- **What is required**
Leave the pictures out, and retype all of the material exactly as written.

- **Exercise input**

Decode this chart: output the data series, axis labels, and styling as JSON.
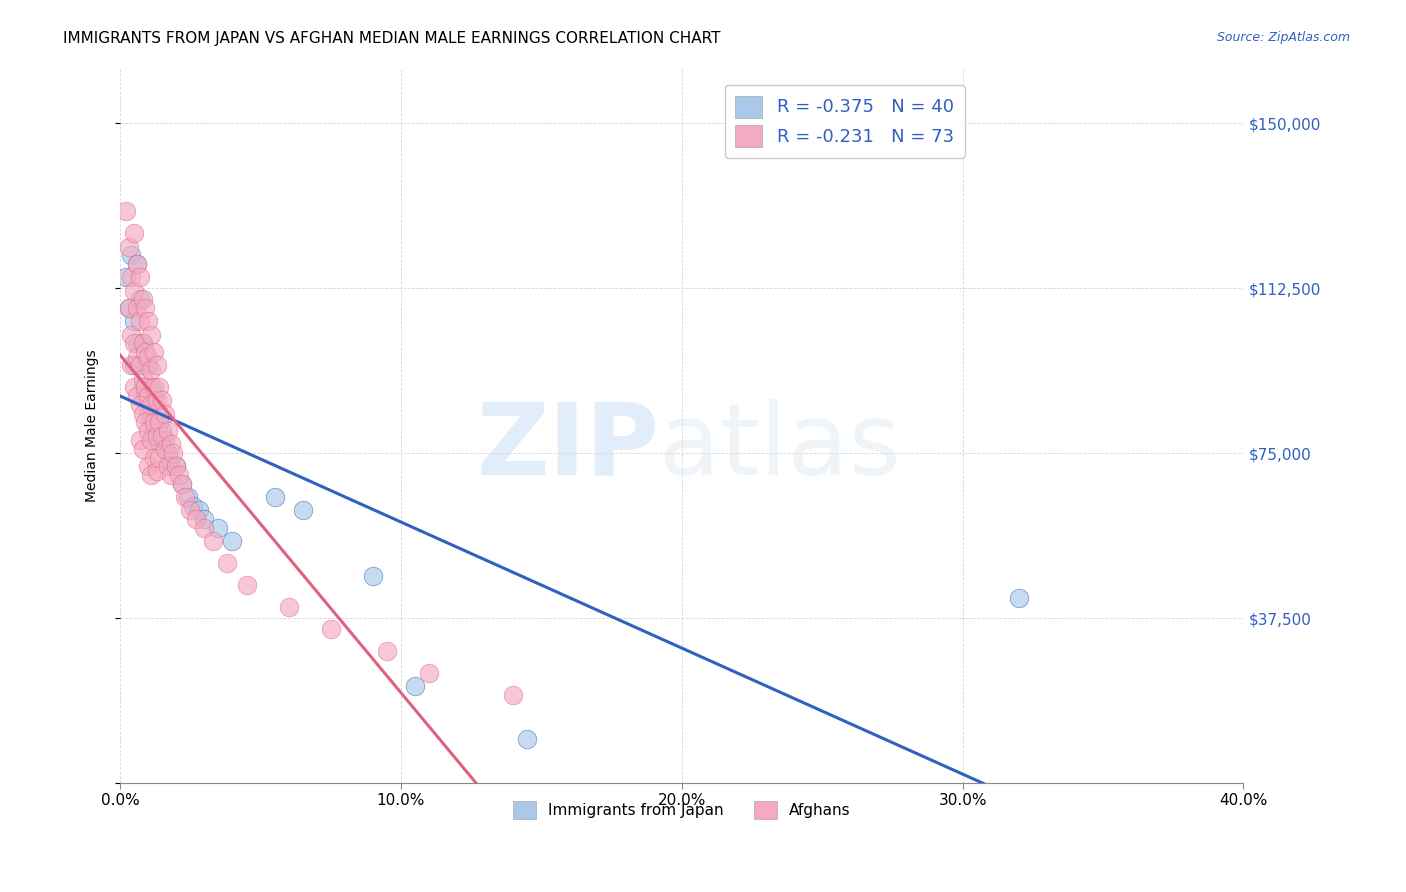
{
  "title": "IMMIGRANTS FROM JAPAN VS AFGHAN MEDIAN MALE EARNINGS CORRELATION CHART",
  "source": "Source: ZipAtlas.com",
  "ylabel": "Median Male Earnings",
  "x_min": 0.0,
  "x_max": 0.4,
  "y_min": 0,
  "y_max": 162500,
  "x_ticks": [
    0.0,
    0.1,
    0.2,
    0.3,
    0.4
  ],
  "x_tick_labels": [
    "0.0%",
    "10.0%",
    "20.0%",
    "30.0%",
    "40.0%"
  ],
  "y_ticks": [
    0,
    37500,
    75000,
    112500,
    150000
  ],
  "y_tick_labels": [
    "",
    "$37,500",
    "$75,000",
    "$112,500",
    "$150,000"
  ],
  "legend_japan_r": "-0.375",
  "legend_japan_n": "40",
  "legend_afghan_r": "-0.231",
  "legend_afghan_n": "73",
  "japan_color": "#aac8e8",
  "afghan_color": "#f4aac0",
  "japan_line_color": "#3060c0",
  "afghan_line_color": "#e06080",
  "japan_points_x": [
    0.002,
    0.003,
    0.004,
    0.005,
    0.005,
    0.006,
    0.006,
    0.007,
    0.007,
    0.008,
    0.008,
    0.009,
    0.009,
    0.01,
    0.01,
    0.011,
    0.011,
    0.012,
    0.012,
    0.013,
    0.013,
    0.014,
    0.015,
    0.016,
    0.017,
    0.018,
    0.02,
    0.022,
    0.024,
    0.026,
    0.028,
    0.03,
    0.035,
    0.04,
    0.055,
    0.065,
    0.09,
    0.105,
    0.145,
    0.32
  ],
  "japan_points_y": [
    115000,
    108000,
    120000,
    105000,
    95000,
    118000,
    100000,
    110000,
    95000,
    100000,
    90000,
    95000,
    88000,
    95000,
    85000,
    90000,
    83000,
    88000,
    80000,
    85000,
    78000,
    82000,
    80000,
    78000,
    75000,
    72000,
    72000,
    68000,
    65000,
    63000,
    62000,
    60000,
    58000,
    55000,
    65000,
    62000,
    47000,
    22000,
    10000,
    42000
  ],
  "afghan_points_x": [
    0.002,
    0.003,
    0.003,
    0.004,
    0.004,
    0.004,
    0.005,
    0.005,
    0.005,
    0.005,
    0.006,
    0.006,
    0.006,
    0.006,
    0.007,
    0.007,
    0.007,
    0.007,
    0.007,
    0.008,
    0.008,
    0.008,
    0.008,
    0.008,
    0.009,
    0.009,
    0.009,
    0.009,
    0.01,
    0.01,
    0.01,
    0.01,
    0.01,
    0.011,
    0.011,
    0.011,
    0.011,
    0.011,
    0.012,
    0.012,
    0.012,
    0.012,
    0.013,
    0.013,
    0.013,
    0.013,
    0.014,
    0.014,
    0.014,
    0.015,
    0.015,
    0.016,
    0.016,
    0.017,
    0.017,
    0.018,
    0.018,
    0.019,
    0.02,
    0.021,
    0.022,
    0.023,
    0.025,
    0.027,
    0.03,
    0.033,
    0.038,
    0.045,
    0.06,
    0.075,
    0.095,
    0.11,
    0.14
  ],
  "afghan_points_y": [
    130000,
    122000,
    108000,
    115000,
    102000,
    95000,
    125000,
    112000,
    100000,
    90000,
    118000,
    108000,
    97000,
    88000,
    115000,
    105000,
    95000,
    86000,
    78000,
    110000,
    100000,
    92000,
    84000,
    76000,
    108000,
    98000,
    90000,
    82000,
    105000,
    97000,
    88000,
    80000,
    72000,
    102000,
    94000,
    86000,
    78000,
    70000,
    98000,
    90000,
    82000,
    74000,
    95000,
    87000,
    79000,
    71000,
    90000,
    82000,
    74000,
    87000,
    79000,
    84000,
    76000,
    80000,
    72000,
    77000,
    70000,
    75000,
    72000,
    70000,
    68000,
    65000,
    62000,
    60000,
    58000,
    55000,
    50000,
    45000,
    40000,
    35000,
    30000,
    25000,
    20000
  ],
  "afghan_line_solid_end": 0.135,
  "japan_line_start": 0.0,
  "japan_line_end": 0.4,
  "afghan_line_start": 0.0,
  "afghan_line_dashed_end": 0.4
}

- **Task output**
Decode this chart: output the data series, axis labels, and styling as JSON.
{
  "title": "IMMIGRANTS FROM JAPAN VS AFGHAN MEDIAN MALE EARNINGS CORRELATION CHART",
  "source": "Source: ZipAtlas.com",
  "ylabel": "Median Male Earnings",
  "x_min": 0.0,
  "x_max": 0.4,
  "y_min": 0,
  "y_max": 162500,
  "x_ticks": [
    0.0,
    0.1,
    0.2,
    0.3,
    0.4
  ],
  "x_tick_labels": [
    "0.0%",
    "10.0%",
    "20.0%",
    "30.0%",
    "40.0%"
  ],
  "y_ticks": [
    0,
    37500,
    75000,
    112500,
    150000
  ],
  "y_tick_labels": [
    "",
    "$37,500",
    "$75,000",
    "$112,500",
    "$150,000"
  ],
  "legend_japan_r": "-0.375",
  "legend_japan_n": "40",
  "legend_afghan_r": "-0.231",
  "legend_afghan_n": "73",
  "japan_color": "#aac8e8",
  "afghan_color": "#f4aac0",
  "japan_line_color": "#3060c0",
  "afghan_line_color": "#e06080",
  "japan_points_x": [
    0.002,
    0.003,
    0.004,
    0.005,
    0.005,
    0.006,
    0.006,
    0.007,
    0.007,
    0.008,
    0.008,
    0.009,
    0.009,
    0.01,
    0.01,
    0.011,
    0.011,
    0.012,
    0.012,
    0.013,
    0.013,
    0.014,
    0.015,
    0.016,
    0.017,
    0.018,
    0.02,
    0.022,
    0.024,
    0.026,
    0.028,
    0.03,
    0.035,
    0.04,
    0.055,
    0.065,
    0.09,
    0.105,
    0.145,
    0.32
  ],
  "japan_points_y": [
    115000,
    108000,
    120000,
    105000,
    95000,
    118000,
    100000,
    110000,
    95000,
    100000,
    90000,
    95000,
    88000,
    95000,
    85000,
    90000,
    83000,
    88000,
    80000,
    85000,
    78000,
    82000,
    80000,
    78000,
    75000,
    72000,
    72000,
    68000,
    65000,
    63000,
    62000,
    60000,
    58000,
    55000,
    65000,
    62000,
    47000,
    22000,
    10000,
    42000
  ],
  "afghan_points_x": [
    0.002,
    0.003,
    0.003,
    0.004,
    0.004,
    0.004,
    0.005,
    0.005,
    0.005,
    0.005,
    0.006,
    0.006,
    0.006,
    0.006,
    0.007,
    0.007,
    0.007,
    0.007,
    0.007,
    0.008,
    0.008,
    0.008,
    0.008,
    0.008,
    0.009,
    0.009,
    0.009,
    0.009,
    0.01,
    0.01,
    0.01,
    0.01,
    0.01,
    0.011,
    0.011,
    0.011,
    0.011,
    0.011,
    0.012,
    0.012,
    0.012,
    0.012,
    0.013,
    0.013,
    0.013,
    0.013,
    0.014,
    0.014,
    0.014,
    0.015,
    0.015,
    0.016,
    0.016,
    0.017,
    0.017,
    0.018,
    0.018,
    0.019,
    0.02,
    0.021,
    0.022,
    0.023,
    0.025,
    0.027,
    0.03,
    0.033,
    0.038,
    0.045,
    0.06,
    0.075,
    0.095,
    0.11,
    0.14
  ],
  "afghan_points_y": [
    130000,
    122000,
    108000,
    115000,
    102000,
    95000,
    125000,
    112000,
    100000,
    90000,
    118000,
    108000,
    97000,
    88000,
    115000,
    105000,
    95000,
    86000,
    78000,
    110000,
    100000,
    92000,
    84000,
    76000,
    108000,
    98000,
    90000,
    82000,
    105000,
    97000,
    88000,
    80000,
    72000,
    102000,
    94000,
    86000,
    78000,
    70000,
    98000,
    90000,
    82000,
    74000,
    95000,
    87000,
    79000,
    71000,
    90000,
    82000,
    74000,
    87000,
    79000,
    84000,
    76000,
    80000,
    72000,
    77000,
    70000,
    75000,
    72000,
    70000,
    68000,
    65000,
    62000,
    60000,
    58000,
    55000,
    50000,
    45000,
    40000,
    35000,
    30000,
    25000,
    20000
  ],
  "afghan_line_solid_end": 0.135,
  "japan_line_start": 0.0,
  "japan_line_end": 0.4,
  "afghan_line_start": 0.0,
  "afghan_line_dashed_end": 0.4
}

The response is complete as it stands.